Extracted records:
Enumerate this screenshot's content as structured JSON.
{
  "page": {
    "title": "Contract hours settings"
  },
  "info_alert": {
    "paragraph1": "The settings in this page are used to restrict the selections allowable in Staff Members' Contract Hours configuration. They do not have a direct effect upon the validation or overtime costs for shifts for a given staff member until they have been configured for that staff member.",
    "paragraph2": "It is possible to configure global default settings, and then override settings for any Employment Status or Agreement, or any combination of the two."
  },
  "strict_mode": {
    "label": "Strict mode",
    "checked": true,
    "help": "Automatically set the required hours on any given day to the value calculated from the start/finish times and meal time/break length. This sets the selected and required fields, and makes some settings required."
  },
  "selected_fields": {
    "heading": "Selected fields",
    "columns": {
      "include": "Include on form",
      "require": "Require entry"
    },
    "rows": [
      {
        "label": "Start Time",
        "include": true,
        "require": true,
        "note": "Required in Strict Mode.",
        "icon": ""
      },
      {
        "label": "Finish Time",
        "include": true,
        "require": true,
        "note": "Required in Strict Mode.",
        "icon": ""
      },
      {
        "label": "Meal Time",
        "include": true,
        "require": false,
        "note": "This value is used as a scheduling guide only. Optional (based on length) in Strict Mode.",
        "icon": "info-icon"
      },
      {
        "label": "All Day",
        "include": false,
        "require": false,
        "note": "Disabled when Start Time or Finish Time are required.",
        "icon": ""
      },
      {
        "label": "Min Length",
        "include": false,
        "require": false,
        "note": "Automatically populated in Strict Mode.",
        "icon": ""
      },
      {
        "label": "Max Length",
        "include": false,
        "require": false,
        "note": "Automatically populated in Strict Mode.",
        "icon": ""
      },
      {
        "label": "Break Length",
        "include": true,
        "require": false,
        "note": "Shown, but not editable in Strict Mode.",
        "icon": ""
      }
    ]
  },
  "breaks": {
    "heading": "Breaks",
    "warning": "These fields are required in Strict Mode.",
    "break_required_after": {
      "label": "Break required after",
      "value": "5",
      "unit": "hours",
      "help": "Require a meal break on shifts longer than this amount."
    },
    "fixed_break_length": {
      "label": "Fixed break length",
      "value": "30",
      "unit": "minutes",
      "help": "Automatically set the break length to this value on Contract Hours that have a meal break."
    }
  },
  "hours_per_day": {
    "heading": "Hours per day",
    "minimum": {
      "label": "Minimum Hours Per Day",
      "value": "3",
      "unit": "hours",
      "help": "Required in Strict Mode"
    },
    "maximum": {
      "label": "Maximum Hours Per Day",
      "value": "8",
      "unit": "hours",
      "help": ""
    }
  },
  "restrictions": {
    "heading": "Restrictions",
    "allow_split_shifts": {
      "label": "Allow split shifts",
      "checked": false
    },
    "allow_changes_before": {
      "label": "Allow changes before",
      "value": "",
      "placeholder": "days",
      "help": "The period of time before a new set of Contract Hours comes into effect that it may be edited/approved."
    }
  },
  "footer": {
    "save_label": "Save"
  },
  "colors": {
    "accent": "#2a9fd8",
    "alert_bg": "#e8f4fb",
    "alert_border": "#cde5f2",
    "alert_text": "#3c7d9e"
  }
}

§ WHAT IS ASKED: Output an exact copy of each record.

§ SOLUTION TO THIS TASK:
Enumerate this screenshot's content as structured JSON.
{
  "page": {
    "title": "Contract hours settings"
  },
  "info_alert": {
    "paragraph1": "The settings in this page are used to restrict the selections allowable in Staff Members' Contract Hours configuration. They do not have a direct effect upon the validation or overtime costs for shifts for a given staff member until they have been configured for that staff member.",
    "paragraph2": "It is possible to configure global default settings, and then override settings for any Employment Status or Agreement, or any combination of the two."
  },
  "strict_mode": {
    "label": "Strict mode",
    "checked": true,
    "help": "Automatically set the required hours on any given day to the value calculated from the start/finish times and meal time/break length. This sets the selected and required fields, and makes some settings required."
  },
  "selected_fields": {
    "heading": "Selected fields",
    "columns": {
      "include": "Include on form",
      "require": "Require entry"
    },
    "rows": [
      {
        "label": "Start Time",
        "include": true,
        "require": true,
        "note": "Required in Strict Mode.",
        "icon": ""
      },
      {
        "label": "Finish Time",
        "include": true,
        "require": true,
        "note": "Required in Strict Mode.",
        "icon": ""
      },
      {
        "label": "Meal Time",
        "include": true,
        "require": false,
        "note": "This value is used as a scheduling guide only. Optional (based on length) in Strict Mode.",
        "icon": "info-icon"
      },
      {
        "label": "All Day",
        "include": false,
        "require": false,
        "note": "Disabled when Start Time or Finish Time are required.",
        "icon": ""
      },
      {
        "label": "Min Length",
        "include": false,
        "require": false,
        "note": "Automatically populated in Strict Mode.",
        "icon": ""
      },
      {
        "label": "Max Length",
        "include": false,
        "require": false,
        "note": "Automatically populated in Strict Mode.",
        "icon": ""
      },
      {
        "label": "Break Length",
        "include": true,
        "require": false,
        "note": "Shown, but not editable in Strict Mode.",
        "icon": ""
      }
    ]
  },
  "breaks": {
    "heading": "Breaks",
    "warning": "These fields are required in Strict Mode.",
    "break_required_after": {
      "label": "Break required after",
      "value": "5",
      "unit": "hours",
      "help": "Require a meal break on shifts longer than this amount."
    },
    "fixed_break_length": {
      "label": "Fixed break length",
      "value": "30",
      "unit": "minutes",
      "help": "Automatically set the break length to this value on Contract Hours that have a meal break."
    }
  },
  "hours_per_day": {
    "heading": "Hours per day",
    "minimum": {
      "label": "Minimum Hours Per Day",
      "value": "3",
      "unit": "hours",
      "help": "Required in Strict Mode"
    },
    "maximum": {
      "label": "Maximum Hours Per Day",
      "value": "8",
      "unit": "hours",
      "help": ""
    }
  },
  "restrictions": {
    "heading": "Restrictions",
    "allow_split_shifts": {
      "label": "Allow split shifts",
      "checked": false
    },
    "allow_changes_before": {
      "label": "Allow changes before",
      "value": "",
      "placeholder": "days",
      "help": "The period of time before a new set of Contract Hours comes into effect that it may be edited/approved."
    }
  },
  "footer": {
    "save_label": "Save"
  },
  "colors": {
    "accent": "#2a9fd8",
    "alert_bg": "#e8f4fb",
    "alert_border": "#cde5f2",
    "alert_text": "#3c7d9e"
  }
}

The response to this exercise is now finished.